— START Information supplied —

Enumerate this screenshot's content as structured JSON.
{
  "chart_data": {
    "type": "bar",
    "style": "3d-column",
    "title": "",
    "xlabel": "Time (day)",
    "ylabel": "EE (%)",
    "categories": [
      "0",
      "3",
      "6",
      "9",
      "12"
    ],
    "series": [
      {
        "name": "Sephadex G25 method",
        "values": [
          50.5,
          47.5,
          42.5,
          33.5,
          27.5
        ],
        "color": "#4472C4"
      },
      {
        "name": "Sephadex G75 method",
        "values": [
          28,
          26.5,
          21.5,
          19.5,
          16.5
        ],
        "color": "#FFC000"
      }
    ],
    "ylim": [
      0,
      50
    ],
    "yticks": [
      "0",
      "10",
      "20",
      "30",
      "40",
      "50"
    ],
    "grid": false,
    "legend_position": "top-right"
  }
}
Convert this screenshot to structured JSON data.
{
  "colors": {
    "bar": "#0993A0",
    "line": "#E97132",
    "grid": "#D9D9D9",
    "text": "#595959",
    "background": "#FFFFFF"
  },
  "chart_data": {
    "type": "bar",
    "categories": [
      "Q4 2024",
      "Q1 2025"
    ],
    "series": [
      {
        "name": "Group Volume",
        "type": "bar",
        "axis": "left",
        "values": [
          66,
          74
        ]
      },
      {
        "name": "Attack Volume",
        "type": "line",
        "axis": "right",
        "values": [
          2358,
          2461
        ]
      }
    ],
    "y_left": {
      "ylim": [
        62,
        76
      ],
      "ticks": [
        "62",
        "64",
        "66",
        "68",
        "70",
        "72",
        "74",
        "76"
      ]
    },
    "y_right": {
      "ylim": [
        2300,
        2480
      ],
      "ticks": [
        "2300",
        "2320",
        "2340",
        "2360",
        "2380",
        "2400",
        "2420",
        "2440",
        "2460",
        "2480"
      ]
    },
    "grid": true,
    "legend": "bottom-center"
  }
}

— END Information supplied —

- Given problem:
Give again only the lines starting at the one that contains "Convert this screenshot" and running to the end of the data.

- Solution to the exercise:
Convert this screenshot to structured JSON data.
{
  "colors": {
    "bar": "#0993A0",
    "line": "#E97132",
    "grid": "#D9D9D9",
    "text": "#595959",
    "background": "#FFFFFF"
  },
  "chart_data": {
    "type": "bar",
    "categories": [
      "Q4 2024",
      "Q1 2025"
    ],
    "series": [
      {
        "name": "Group Volume",
        "type": "bar",
        "axis": "left",
        "values": [
          66,
          74
        ]
      },
      {
        "name": "Attack Volume",
        "type": "line",
        "axis": "right",
        "values": [
          2358,
          2461
        ]
      }
    ],
    "y_left": {
      "ylim": [
        62,
        76
      ],
      "ticks": [
        "62",
        "64",
        "66",
        "68",
        "70",
        "72",
        "74",
        "76"
      ]
    },
    "y_right": {
      "ylim": [
        2300,
        2480
      ],
      "ticks": [
        "2300",
        "2320",
        "2340",
        "2360",
        "2380",
        "2400",
        "2420",
        "2440",
        "2460",
        "2480"
      ]
    },
    "grid": true,
    "legend": "bottom-center"
  }
}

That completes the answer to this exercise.